● **Problem requirements**: Please put every line of the items below into a Markdown table with the columns "Row" and "Entry", numbering the rows in order and skipping blank lines. Leave the pictures out of the table.

#### Exercise inputs

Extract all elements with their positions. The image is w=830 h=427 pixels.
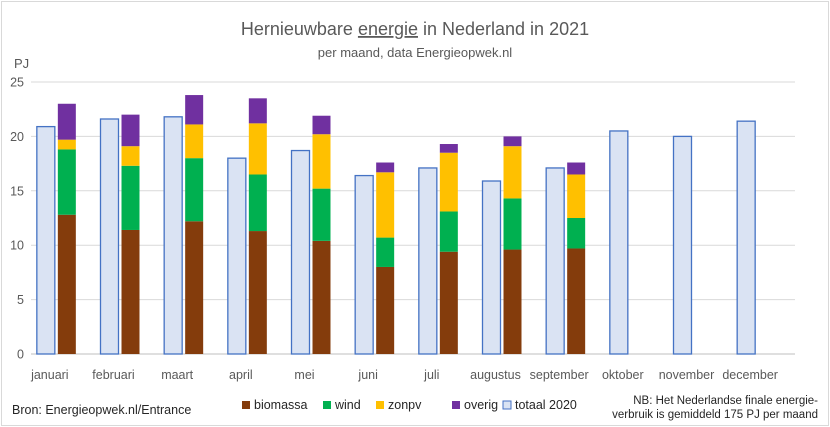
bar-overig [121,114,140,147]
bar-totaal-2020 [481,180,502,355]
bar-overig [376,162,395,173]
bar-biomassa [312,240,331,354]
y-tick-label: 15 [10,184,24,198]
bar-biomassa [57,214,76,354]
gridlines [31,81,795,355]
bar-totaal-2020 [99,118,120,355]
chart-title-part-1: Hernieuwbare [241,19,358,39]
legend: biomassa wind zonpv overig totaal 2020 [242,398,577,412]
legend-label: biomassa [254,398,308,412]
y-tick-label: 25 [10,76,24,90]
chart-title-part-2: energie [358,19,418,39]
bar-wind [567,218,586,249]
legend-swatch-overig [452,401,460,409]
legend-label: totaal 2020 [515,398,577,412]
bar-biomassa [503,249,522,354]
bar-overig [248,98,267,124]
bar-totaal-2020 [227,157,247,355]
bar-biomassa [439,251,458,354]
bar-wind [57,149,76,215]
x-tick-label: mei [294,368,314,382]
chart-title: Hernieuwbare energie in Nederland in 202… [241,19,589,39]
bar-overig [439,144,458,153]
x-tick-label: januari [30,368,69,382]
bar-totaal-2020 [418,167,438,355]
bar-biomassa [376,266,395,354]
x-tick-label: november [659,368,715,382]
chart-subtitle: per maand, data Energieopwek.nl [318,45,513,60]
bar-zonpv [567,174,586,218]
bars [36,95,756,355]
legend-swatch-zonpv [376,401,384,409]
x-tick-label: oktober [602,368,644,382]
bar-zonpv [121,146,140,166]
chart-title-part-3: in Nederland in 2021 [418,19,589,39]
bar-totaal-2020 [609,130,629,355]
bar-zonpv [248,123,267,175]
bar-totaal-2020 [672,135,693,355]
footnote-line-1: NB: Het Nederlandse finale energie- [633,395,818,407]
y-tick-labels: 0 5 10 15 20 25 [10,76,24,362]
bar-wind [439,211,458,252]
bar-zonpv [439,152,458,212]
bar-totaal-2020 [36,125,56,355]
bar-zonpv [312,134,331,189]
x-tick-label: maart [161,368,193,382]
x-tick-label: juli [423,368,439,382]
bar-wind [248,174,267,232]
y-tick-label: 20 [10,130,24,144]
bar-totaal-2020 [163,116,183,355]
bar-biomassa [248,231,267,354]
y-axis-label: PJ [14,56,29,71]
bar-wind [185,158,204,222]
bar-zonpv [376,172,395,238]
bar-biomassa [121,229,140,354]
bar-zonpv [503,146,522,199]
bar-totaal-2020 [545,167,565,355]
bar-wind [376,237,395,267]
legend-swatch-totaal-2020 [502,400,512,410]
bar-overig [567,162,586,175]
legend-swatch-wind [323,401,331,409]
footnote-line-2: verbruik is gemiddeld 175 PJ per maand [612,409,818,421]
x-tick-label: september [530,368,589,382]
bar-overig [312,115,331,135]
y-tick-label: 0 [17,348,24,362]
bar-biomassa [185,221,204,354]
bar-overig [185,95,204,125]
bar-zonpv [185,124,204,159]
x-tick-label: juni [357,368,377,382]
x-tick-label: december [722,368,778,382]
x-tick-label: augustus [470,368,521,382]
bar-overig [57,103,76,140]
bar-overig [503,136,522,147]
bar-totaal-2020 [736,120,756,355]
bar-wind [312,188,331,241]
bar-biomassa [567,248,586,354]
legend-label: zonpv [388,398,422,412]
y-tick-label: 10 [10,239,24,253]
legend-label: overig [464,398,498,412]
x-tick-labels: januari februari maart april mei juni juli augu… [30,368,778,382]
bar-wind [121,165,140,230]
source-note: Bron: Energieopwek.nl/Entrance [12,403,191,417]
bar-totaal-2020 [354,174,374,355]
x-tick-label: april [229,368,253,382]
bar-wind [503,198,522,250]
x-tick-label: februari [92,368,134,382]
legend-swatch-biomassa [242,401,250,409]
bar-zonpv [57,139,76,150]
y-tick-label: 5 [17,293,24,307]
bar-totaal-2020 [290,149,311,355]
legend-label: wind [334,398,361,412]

########

● **Written solution**:
| Row | Entry |
|---|---|
| 1 | Extract all elements with their positions. The image is w=830 h=427 pixels. |
| 2 | bar-overig [121,114,140,147] |
| 3 | bar-totaal-2020 [481,180,502,355] |
| 4 | bar-overig [376,162,395,173] |
| 5 | bar-biomassa [312,240,331,354] |
| 6 | y-tick-label: 15 [10,184,24,198] |
| 7 | bar-biomassa [57,214,76,354] |
| 8 | gridlines [31,81,795,355] |
| 9 | bar-totaal-2020 [99,118,120,355] |
| 10 | chart-title-part-1: Hernieuwbare [241,19,358,39] |
| 11 | legend: biomassa wind zonpv overig totaal 2020 [242,398,577,412] |
| 12 | legend-label: biomassa [254,398,308,412] |
| 13 | y-tick-label: 25 [10,76,24,90] |
| 14 | chart-title-part-2: energie [358,19,418,39] |
| 15 | bar-wind [567,218,586,249] |
| 16 | legend-swatch-overig [452,401,460,409] |
| 17 | legend-label: totaal 2020 [515,398,577,412] |
| 18 | bar-biomassa [503,249,522,354] |
| 19 | bar-overig [248,98,267,124] |
| 20 | bar-totaal-2020 [227,157,247,355] |
| 21 | bar-biomassa [439,251,458,354] |
| 22 | bar-wind [57,149,76,215] |
| 23 | x-tick-label: mei [294,368,314,382] |
| 24 | chart-title: Hernieuwbare energie in Nederland in 202… [241,19,589,39] |
| 25 | bar-overig [439,144,458,153] |
| 26 | x-tick-label: januari [30,368,69,382] |
| 27 | bar-totaal-2020 [418,167,438,355] |
| 28 | bar-biomassa [376,266,395,354] |
| 29 | x-tick-label: november [659,368,715,382] |
| 30 | chart-subtitle: per maand, data Energieopwek.nl [318,45,513,60] |
| 31 | bar-zonpv [567,174,586,218] |
| 32 | bars [36,95,756,355] |
| 33 | legend-swatch-zonpv [376,401,384,409] |
| 34 | x-tick-label: oktober [602,368,644,382] |
| 35 | bar-zonpv [121,146,140,166] |
| 36 | chart-title-part-3: in Nederland in 2021 [418,19,589,39] |
| 37 | bar-totaal-2020 [609,130,629,355] |
| 38 | bar-zonpv [248,123,267,175] |
| 39 | bar-totaal-2020 [672,135,693,355] |
| 40 | footnote-line-1: NB: Het Nederlandse finale energie- [633,395,818,407] |
| 41 | y-tick-labels: 0 5 10 15 20 25 [10,76,24,362] |
| 42 | bar-wind [439,211,458,252] |
| 43 | bar-zonpv [439,152,458,212] |
| 44 | bar-totaal-2020 [36,125,56,355] |
| 45 | bar-zonpv [312,134,331,189] |
| 46 | x-tick-label: maart [161,368,193,382] |
| 47 | x-tick-label: juli [423,368,439,382] |
| 48 | bar-wind [248,174,267,232] |
| 49 | y-tick-label: 20 [10,130,24,144] |
| 50 | bar-totaal-2020 [163,116,183,355] |
| 51 | bar-biomassa [248,231,267,354] |
| 52 | y-axis-label: PJ [14,56,29,71] |
| 53 | bar-wind [185,158,204,222] |
| 54 | bar-zonpv [376,172,395,238] |
| 55 | bar-biomassa [121,229,140,354] |
| 56 | bar-zonpv [503,146,522,199] |
| 57 | bar-totaal-2020 [545,167,565,355] |
| 58 | bar-wind [376,237,395,267] |
| 59 | legend-swatch-totaal-2020 [502,400,512,410] |
| 60 | bar-overig [567,162,586,175] |
| 61 | legend-swatch-wind [323,401,331,409] |
| 62 | footnote-line-2: verbruik is gemiddeld 175 PJ per maand [612,409,818,421] |
| 63 | x-tick-label: september [530,368,589,382] |
| 64 | bar-overig [312,115,331,135] |
| 65 | y-tick-label: 0 [17,348,24,362] |
| 66 | bar-biomassa [185,221,204,354] |
| 67 | bar-overig [185,95,204,125] |
| 68 | bar-zonpv [185,124,204,159] |
| 69 | x-tick-label: juni [357,368,377,382] |
| 70 | x-tick-label: december [722,368,778,382] |
| 71 | x-tick-label: augustus [470,368,521,382] |
| 72 | bar-overig [57,103,76,140] |
| 73 | bar-overig [503,136,522,147] |
| 74 | bar-totaal-2020 [736,120,756,355] |
| 75 | bar-wind [312,188,331,241] |
| 76 | bar-biomassa [567,248,586,354] |
| 77 | legend-label: zonpv [388,398,422,412] |
| 78 | y-tick-label: 10 [10,239,24,253] |
| 79 | legend-label: overig [464,398,498,412] |
| 80 | x-tick-labels: januari februari maart april mei juni juli augu… [30,368,778,382] |
| 81 | bar-wind [121,165,140,230] |
| 82 | source-note: Bron: Energieopwek.nl/Entrance [12,403,191,417] |
| 83 | bar-totaal-2020 [354,174,374,355] |
| 84 | x-tick-label: april [229,368,253,382] |
| 85 | bar-wind [503,198,522,250] |
| 86 | x-tick-label: februari [92,368,134,382] |
| 87 | legend-swatch-biomassa [242,401,250,409] |
| 88 | bar-zonpv [57,139,76,150] |
| 89 | y-tick-label: 5 [17,293,24,307] |
| 90 | bar-totaal-2020 [290,149,311,355] |
| 91 | legend-label: wind [334,398,361,412] |